#### Given instruction
Print out every record exactly as it appears.

++++ Provided data ++++

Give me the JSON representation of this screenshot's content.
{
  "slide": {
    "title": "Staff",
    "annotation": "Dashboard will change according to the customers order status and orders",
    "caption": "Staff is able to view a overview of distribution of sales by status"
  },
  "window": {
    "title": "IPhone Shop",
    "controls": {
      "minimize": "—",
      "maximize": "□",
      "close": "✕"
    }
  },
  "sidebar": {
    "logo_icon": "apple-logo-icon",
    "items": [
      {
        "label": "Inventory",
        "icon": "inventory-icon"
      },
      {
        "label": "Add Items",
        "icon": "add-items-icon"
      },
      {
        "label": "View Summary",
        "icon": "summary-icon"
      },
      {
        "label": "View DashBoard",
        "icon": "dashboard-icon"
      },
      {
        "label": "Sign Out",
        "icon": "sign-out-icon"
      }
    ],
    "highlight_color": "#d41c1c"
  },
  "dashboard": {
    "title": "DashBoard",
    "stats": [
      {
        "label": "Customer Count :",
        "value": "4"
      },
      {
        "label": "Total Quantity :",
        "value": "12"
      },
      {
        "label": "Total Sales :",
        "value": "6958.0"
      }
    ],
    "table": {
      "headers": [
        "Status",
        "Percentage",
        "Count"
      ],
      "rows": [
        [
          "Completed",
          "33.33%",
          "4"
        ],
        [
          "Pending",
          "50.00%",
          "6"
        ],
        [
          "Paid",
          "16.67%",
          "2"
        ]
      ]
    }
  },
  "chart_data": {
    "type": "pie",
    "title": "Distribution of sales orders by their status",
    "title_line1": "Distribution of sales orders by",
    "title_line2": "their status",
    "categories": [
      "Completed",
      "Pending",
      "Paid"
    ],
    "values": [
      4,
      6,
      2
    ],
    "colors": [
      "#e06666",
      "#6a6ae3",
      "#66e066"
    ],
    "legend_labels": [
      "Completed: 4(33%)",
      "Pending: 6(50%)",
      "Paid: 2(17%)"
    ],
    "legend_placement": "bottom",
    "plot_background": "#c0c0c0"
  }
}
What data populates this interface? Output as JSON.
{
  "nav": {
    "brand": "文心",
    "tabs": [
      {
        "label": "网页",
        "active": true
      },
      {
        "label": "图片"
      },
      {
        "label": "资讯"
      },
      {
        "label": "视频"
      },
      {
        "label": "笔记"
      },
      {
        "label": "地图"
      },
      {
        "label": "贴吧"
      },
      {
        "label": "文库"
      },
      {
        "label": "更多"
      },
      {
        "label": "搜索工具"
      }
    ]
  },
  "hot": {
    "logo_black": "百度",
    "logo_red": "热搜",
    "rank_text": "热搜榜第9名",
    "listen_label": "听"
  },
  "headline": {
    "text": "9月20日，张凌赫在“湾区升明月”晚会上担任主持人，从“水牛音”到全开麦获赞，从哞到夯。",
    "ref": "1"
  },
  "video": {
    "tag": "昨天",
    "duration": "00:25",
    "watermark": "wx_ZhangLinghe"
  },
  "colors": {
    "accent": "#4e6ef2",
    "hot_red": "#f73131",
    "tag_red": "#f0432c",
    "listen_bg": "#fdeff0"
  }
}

++++

#### Correct result
Give me the JSON representation of this screenshot's content.
{
  "slide": {
    "title": "Staff",
    "annotation": "Dashboard will change according to the customers order status and orders",
    "caption": "Staff is able to view a overview of distribution of sales by status"
  },
  "window": {
    "title": "IPhone Shop",
    "controls": {
      "minimize": "—",
      "maximize": "□",
      "close": "✕"
    }
  },
  "sidebar": {
    "logo_icon": "apple-logo-icon",
    "items": [
      {
        "label": "Inventory",
        "icon": "inventory-icon"
      },
      {
        "label": "Add Items",
        "icon": "add-items-icon"
      },
      {
        "label": "View Summary",
        "icon": "summary-icon"
      },
      {
        "label": "View DashBoard",
        "icon": "dashboard-icon"
      },
      {
        "label": "Sign Out",
        "icon": "sign-out-icon"
      }
    ],
    "highlight_color": "#d41c1c"
  },
  "dashboard": {
    "title": "DashBoard",
    "stats": [
      {
        "label": "Customer Count :",
        "value": "4"
      },
      {
        "label": "Total Quantity :",
        "value": "12"
      },
      {
        "label": "Total Sales :",
        "value": "6958.0"
      }
    ],
    "table": {
      "headers": [
        "Status",
        "Percentage",
        "Count"
      ],
      "rows": [
        [
          "Completed",
          "33.33%",
          "4"
        ],
        [
          "Pending",
          "50.00%",
          "6"
        ],
        [
          "Paid",
          "16.67%",
          "2"
        ]
      ]
    }
  },
  "chart_data": {
    "type": "pie",
    "title": "Distribution of sales orders by their status",
    "title_line1": "Distribution of sales orders by",
    "title_line2": "their status",
    "categories": [
      "Completed",
      "Pending",
      "Paid"
    ],
    "values": [
      4,
      6,
      2
    ],
    "colors": [
      "#e06666",
      "#6a6ae3",
      "#66e066"
    ],
    "legend_labels": [
      "Completed: 4(33%)",
      "Pending: 6(50%)",
      "Paid: 2(17%)"
    ],
    "legend_placement": "bottom",
    "plot_background": "#c0c0c0"
  }
}
What data populates this interface? Output as JSON.
{
  "nav": {
    "brand": "文心",
    "tabs": [
      {
        "label": "网页",
        "active": true
      },
      {
        "label": "图片"
      },
      {
        "label": "资讯"
      },
      {
        "label": "视频"
      },
      {
        "label": "笔记"
      },
      {
        "label": "地图"
      },
      {
        "label": "贴吧"
      },
      {
        "label": "文库"
      },
      {
        "label": "更多"
      },
      {
        "label": "搜索工具"
      }
    ]
  },
  "hot": {
    "logo_black": "百度",
    "logo_red": "热搜",
    "rank_text": "热搜榜第9名",
    "listen_label": "听"
  },
  "headline": {
    "text": "9月20日，张凌赫在“湾区升明月”晚会上担任主持人，从“水牛音”到全开麦获赞，从哞到夯。",
    "ref": "1"
  },
  "video": {
    "tag": "昨天",
    "duration": "00:25",
    "watermark": "wx_ZhangLinghe"
  },
  "colors": {
    "accent": "#4e6ef2",
    "hot_red": "#f73131",
    "tag_red": "#f0432c",
    "listen_bg": "#fdeff0"
  }
}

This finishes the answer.